Work required:
Render the lines from the one containing "drawer-item-label: Change site" up to and including the one containing "menu-icon[interactable]: ☰ <box>318" as a JSON list of strings, one string per line and blank lines omitted.
__________________________________________________
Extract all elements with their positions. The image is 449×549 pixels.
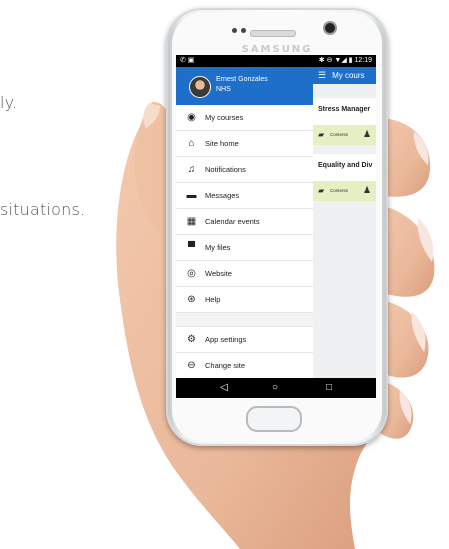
drawer-item-label: Change site <box>205 361 246 370</box>
light-sensor-icon <box>241 28 246 33</box>
status-time: 12:19 <box>354 57 372 64</box>
drawer-item-label: App settings <box>205 335 247 344</box>
app-bar: ☰ My cours <box>313 67 376 84</box>
course-card-footer: ▰ Contents ♟ <box>313 125 376 145</box>
user-organization: NHS <box>216 86 231 93</box>
drawer-item-label: Site home <box>205 139 239 148</box>
menu-icon[interactable]: ☰ <box>318 70 326 80</box>
home-nav-icon[interactable]: ○ <box>272 382 278 393</box>
recent-apps-icon[interactable]: □ <box>326 382 332 393</box>
contents-link[interactable]: Contents <box>330 188 348 193</box>
participants-icon[interactable]: ♟ <box>363 185 371 196</box>
status-bar: ✆ ▣ ✱ ⊖ ▼◢ ▮ 12:19 <box>176 55 376 67</box>
course-title: Stress Manager <box>318 106 371 113</box>
android-nav-bar: ◁ ○ □ <box>176 378 376 398</box>
navigation-drawer: Ernest Gonzales NHS ◉ My courses ⌂ Site … <box>176 67 314 379</box>
folder-icon: ▀ <box>187 242 196 253</box>
radio-icon: ◉ <box>187 112 196 123</box>
exit-icon: ⊖ <box>187 360 196 371</box>
course-card[interactable]: Equality and Div ▰ Contents ♟ <box>313 154 376 201</box>
course-card-footer: ▰ Contents ♟ <box>313 181 376 201</box>
user-name: Ernest Gonzales <box>216 76 268 83</box>
drawer-item-notifications[interactable]: ♫ Notifications <box>176 157 313 183</box>
drawer-item-site-home[interactable]: ⌂ Site home <box>176 131 313 157</box>
drawer-item-website[interactable]: ◎ Website <box>176 261 313 287</box>
drawer-item-help[interactable]: ⊛ Help <box>176 287 313 313</box>
drawer-item-label: My files <box>205 243 231 252</box>
user-profile-header[interactable]: Ernest Gonzales NHS <box>176 67 313 105</box>
page-title: My cours <box>332 71 365 80</box>
drawer-item-change-site[interactable]: ⊖ Change site <box>176 353 313 379</box>
home-icon: ⌂ <box>188 138 195 149</box>
gear-icon: ⚙ <box>187 334 196 345</box>
drawer-item-label: Calendar events <box>205 217 260 226</box>
earpiece-speaker <box>250 30 296 37</box>
course-title: Equality and Div <box>318 162 373 169</box>
status-icons: ✱ ⊖ ▼◢ ▮ <box>318 57 353 64</box>
lifebuoy-icon: ⊛ <box>187 294 196 305</box>
contents-link[interactable]: Contents <box>330 132 348 137</box>
participants-icon[interactable]: ♟ <box>363 129 371 140</box>
back-icon[interactable]: ◁ <box>220 382 228 393</box>
home-button[interactable] <box>246 406 302 432</box>
drawer-item-calendar-events[interactable]: ▦ Calendar events <box>176 209 313 235</box>
drawer-item-label: Notifications <box>205 165 246 174</box>
chat-icon: ▬ <box>186 190 197 201</box>
main-content: ☰ My cours Stress Manager ▰ Contents ♟ Eq… <box>313 67 376 378</box>
briefcase-icon: ▰ <box>318 130 325 139</box>
status-right: ✱ ⊖ ▼◢ ▮ 12:19 <box>319 55 372 67</box>
drawer-item-label: My courses <box>205 113 244 122</box>
avatar[interactable] <box>189 76 211 98</box>
front-camera-icon <box>325 23 335 33</box>
drawer-item-my-files[interactable]: ▀ My files <box>176 235 313 261</box>
drawer-item-messages[interactable]: ▬ Messages <box>176 183 313 209</box>
status-left-icons: ✆ ▣ <box>180 57 195 64</box>
bell-icon: ♫ <box>187 164 196 175</box>
globe-icon: ◎ <box>187 268 196 279</box>
briefcase-icon: ▰ <box>318 186 325 195</box>
drawer-item-label: Help <box>205 295 221 304</box>
calendar-icon: ▦ <box>186 216 197 227</box>
proximity-sensor-icon <box>232 28 237 33</box>
course-card[interactable]: Stress Manager ▰ Contents ♟ <box>313 98 376 145</box>
phone-screen: ✆ ▣ ✱ ⊖ ▼◢ ▮ 12:19 Ernest Gonzales NHS ◉… <box>176 55 376 398</box>
drawer-divider <box>176 313 313 327</box>
drawer-item-label: Website <box>205 269 232 278</box>
drawer-item-label: Messages <box>205 191 240 200</box>
drawer-item-app-settings[interactable]: ⚙ App settings <box>176 327 313 353</box>
brand-logo: SAMSUNG <box>241 44 313 55</box>
drawer-item-my-courses[interactable]: ◉ My courses <box>176 105 313 131</box>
__________________________________________________
Output for this exercise:
[
  "drawer-item-label: Change site <box>205 361 246 370</box>",
  "light-sensor-icon <box>241 28 246 33</box>",
  "status-time: 12:19 <box>354 57 372 64</box>",
  "drawer-item-label: App settings <box>205 335 247 344</box>",
  "app-bar: ☰ My cours <box>313 67 376 84</box>",
  "course-card-footer: ▰ Contents ♟ <box>313 125 376 145</box>",
  "user-organization: NHS <box>216 86 231 93</box>",
  "drawer-item-label: Site home <box>205 139 239 148</box>",
  "menu-icon[interactable]: ☰ <box>318 70 326 80</box>"
]